▶ [WRITTEN PROBLEM] Set down each entry from the block beneath, exactly as written.

▶ [DATA SUPPLIED]
---*---

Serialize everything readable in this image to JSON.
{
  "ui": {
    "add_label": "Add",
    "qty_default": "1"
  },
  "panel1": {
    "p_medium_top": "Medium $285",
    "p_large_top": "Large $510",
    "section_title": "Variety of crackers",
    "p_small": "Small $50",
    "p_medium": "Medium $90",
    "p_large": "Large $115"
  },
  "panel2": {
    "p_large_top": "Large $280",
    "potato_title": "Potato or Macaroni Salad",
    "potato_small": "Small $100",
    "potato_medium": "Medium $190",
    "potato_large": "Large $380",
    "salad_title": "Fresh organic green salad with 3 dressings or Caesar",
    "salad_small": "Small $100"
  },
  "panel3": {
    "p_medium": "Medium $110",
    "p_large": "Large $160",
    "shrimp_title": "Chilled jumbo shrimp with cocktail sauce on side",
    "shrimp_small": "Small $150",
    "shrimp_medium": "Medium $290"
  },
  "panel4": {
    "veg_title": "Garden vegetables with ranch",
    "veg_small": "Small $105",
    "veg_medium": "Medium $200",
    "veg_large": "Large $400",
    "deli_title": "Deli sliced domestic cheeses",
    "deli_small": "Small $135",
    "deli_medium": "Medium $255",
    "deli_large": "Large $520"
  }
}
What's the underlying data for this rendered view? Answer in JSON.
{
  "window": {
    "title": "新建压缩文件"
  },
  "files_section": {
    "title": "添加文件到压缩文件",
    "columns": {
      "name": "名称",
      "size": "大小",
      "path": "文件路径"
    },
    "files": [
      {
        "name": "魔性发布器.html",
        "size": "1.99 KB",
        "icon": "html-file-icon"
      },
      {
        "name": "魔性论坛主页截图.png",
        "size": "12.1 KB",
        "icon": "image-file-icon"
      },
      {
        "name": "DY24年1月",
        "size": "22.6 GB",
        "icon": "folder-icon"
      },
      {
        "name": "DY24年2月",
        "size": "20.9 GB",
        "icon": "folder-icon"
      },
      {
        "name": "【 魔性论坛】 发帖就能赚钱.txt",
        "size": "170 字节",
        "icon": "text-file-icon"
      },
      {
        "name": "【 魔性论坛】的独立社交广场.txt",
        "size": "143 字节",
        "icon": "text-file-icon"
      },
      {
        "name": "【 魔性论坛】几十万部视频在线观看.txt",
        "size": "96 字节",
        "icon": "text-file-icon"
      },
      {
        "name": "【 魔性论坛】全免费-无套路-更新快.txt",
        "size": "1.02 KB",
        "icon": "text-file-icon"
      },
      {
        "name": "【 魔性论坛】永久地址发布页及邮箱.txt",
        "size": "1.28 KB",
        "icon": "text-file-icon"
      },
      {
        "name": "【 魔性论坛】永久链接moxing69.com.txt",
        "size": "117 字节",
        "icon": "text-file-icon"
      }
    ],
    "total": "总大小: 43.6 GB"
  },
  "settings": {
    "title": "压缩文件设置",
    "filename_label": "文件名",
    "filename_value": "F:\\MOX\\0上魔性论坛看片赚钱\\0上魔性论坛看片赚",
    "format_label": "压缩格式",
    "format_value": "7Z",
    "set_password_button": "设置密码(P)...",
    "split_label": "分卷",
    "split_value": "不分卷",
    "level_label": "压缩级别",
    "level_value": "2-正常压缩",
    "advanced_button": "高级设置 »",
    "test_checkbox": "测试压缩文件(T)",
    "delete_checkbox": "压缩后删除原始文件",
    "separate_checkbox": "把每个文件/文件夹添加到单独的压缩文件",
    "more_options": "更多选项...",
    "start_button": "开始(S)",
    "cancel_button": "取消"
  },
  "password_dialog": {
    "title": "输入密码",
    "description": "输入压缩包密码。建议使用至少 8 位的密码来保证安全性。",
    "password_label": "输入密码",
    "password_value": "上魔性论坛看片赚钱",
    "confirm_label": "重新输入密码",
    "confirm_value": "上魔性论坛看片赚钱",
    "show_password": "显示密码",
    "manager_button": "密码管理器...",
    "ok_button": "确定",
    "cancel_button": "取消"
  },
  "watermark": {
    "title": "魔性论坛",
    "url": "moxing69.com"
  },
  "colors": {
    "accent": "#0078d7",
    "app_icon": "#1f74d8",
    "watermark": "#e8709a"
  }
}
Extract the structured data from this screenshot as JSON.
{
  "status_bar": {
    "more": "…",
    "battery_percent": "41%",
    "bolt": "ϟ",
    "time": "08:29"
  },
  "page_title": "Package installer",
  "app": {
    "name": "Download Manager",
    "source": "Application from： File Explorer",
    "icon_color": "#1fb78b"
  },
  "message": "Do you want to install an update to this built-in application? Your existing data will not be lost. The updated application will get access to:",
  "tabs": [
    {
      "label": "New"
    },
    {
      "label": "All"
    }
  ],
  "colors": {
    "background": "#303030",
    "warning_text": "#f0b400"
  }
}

---*---

▶ [FULL RESPONSE]
Serialize everything readable in this image to JSON.
{
  "ui": {
    "add_label": "Add",
    "qty_default": "1"
  },
  "panel1": {
    "p_medium_top": "Medium $285",
    "p_large_top": "Large $510",
    "section_title": "Variety of crackers",
    "p_small": "Small $50",
    "p_medium": "Medium $90",
    "p_large": "Large $115"
  },
  "panel2": {
    "p_large_top": "Large $280",
    "potato_title": "Potato or Macaroni Salad",
    "potato_small": "Small $100",
    "potato_medium": "Medium $190",
    "potato_large": "Large $380",
    "salad_title": "Fresh organic green salad with 3 dressings or Caesar",
    "salad_small": "Small $100"
  },
  "panel3": {
    "p_medium": "Medium $110",
    "p_large": "Large $160",
    "shrimp_title": "Chilled jumbo shrimp with cocktail sauce on side",
    "shrimp_small": "Small $150",
    "shrimp_medium": "Medium $290"
  },
  "panel4": {
    "veg_title": "Garden vegetables with ranch",
    "veg_small": "Small $105",
    "veg_medium": "Medium $200",
    "veg_large": "Large $400",
    "deli_title": "Deli sliced domestic cheeses",
    "deli_small": "Small $135",
    "deli_medium": "Medium $255",
    "deli_large": "Large $520"
  }
}
What's the underlying data for this rendered view? Answer in JSON.
{
  "window": {
    "title": "新建压缩文件"
  },
  "files_section": {
    "title": "添加文件到压缩文件",
    "columns": {
      "name": "名称",
      "size": "大小",
      "path": "文件路径"
    },
    "files": [
      {
        "name": "魔性发布器.html",
        "size": "1.99 KB",
        "icon": "html-file-icon"
      },
      {
        "name": "魔性论坛主页截图.png",
        "size": "12.1 KB",
        "icon": "image-file-icon"
      },
      {
        "name": "DY24年1月",
        "size": "22.6 GB",
        "icon": "folder-icon"
      },
      {
        "name": "DY24年2月",
        "size": "20.9 GB",
        "icon": "folder-icon"
      },
      {
        "name": "【 魔性论坛】 发帖就能赚钱.txt",
        "size": "170 字节",
        "icon": "text-file-icon"
      },
      {
        "name": "【 魔性论坛】的独立社交广场.txt",
        "size": "143 字节",
        "icon": "text-file-icon"
      },
      {
        "name": "【 魔性论坛】几十万部视频在线观看.txt",
        "size": "96 字节",
        "icon": "text-file-icon"
      },
      {
        "name": "【 魔性论坛】全免费-无套路-更新快.txt",
        "size": "1.02 KB",
        "icon": "text-file-icon"
      },
      {
        "name": "【 魔性论坛】永久地址发布页及邮箱.txt",
        "size": "1.28 KB",
        "icon": "text-file-icon"
      },
      {
        "name": "【 魔性论坛】永久链接moxing69.com.txt",
        "size": "117 字节",
        "icon": "text-file-icon"
      }
    ],
    "total": "总大小: 43.6 GB"
  },
  "settings": {
    "title": "压缩文件设置",
    "filename_label": "文件名",
    "filename_value": "F:\\MOX\\0上魔性论坛看片赚钱\\0上魔性论坛看片赚",
    "format_label": "压缩格式",
    "format_value": "7Z",
    "set_password_button": "设置密码(P)...",
    "split_label": "分卷",
    "split_value": "不分卷",
    "level_label": "压缩级别",
    "level_value": "2-正常压缩",
    "advanced_button": "高级设置 »",
    "test_checkbox": "测试压缩文件(T)",
    "delete_checkbox": "压缩后删除原始文件",
    "separate_checkbox": "把每个文件/文件夹添加到单独的压缩文件",
    "more_options": "更多选项...",
    "start_button": "开始(S)",
    "cancel_button": "取消"
  },
  "password_dialog": {
    "title": "输入密码",
    "description": "输入压缩包密码。建议使用至少 8 位的密码来保证安全性。",
    "password_label": "输入密码",
    "password_value": "上魔性论坛看片赚钱",
    "confirm_label": "重新输入密码",
    "confirm_value": "上魔性论坛看片赚钱",
    "show_password": "显示密码",
    "manager_button": "密码管理器...",
    "ok_button": "确定",
    "cancel_button": "取消"
  },
  "watermark": {
    "title": "魔性论坛",
    "url": "moxing69.com"
  },
  "colors": {
    "accent": "#0078d7",
    "app_icon": "#1f74d8",
    "watermark": "#e8709a"
  }
}
Extract the structured data from this screenshot as JSON.
{
  "status_bar": {
    "more": "…",
    "battery_percent": "41%",
    "bolt": "ϟ",
    "time": "08:29"
  },
  "page_title": "Package installer",
  "app": {
    "name": "Download Manager",
    "source": "Application from： File Explorer",
    "icon_color": "#1fb78b"
  },
  "message": "Do you want to install an update to this built-in application? Your existing data will not be lost. The updated application will get access to:",
  "tabs": [
    {
      "label": "New"
    },
    {
      "label": "All"
    }
  ],
  "colors": {
    "background": "#303030",
    "warning_text": "#f0b400"
  }
}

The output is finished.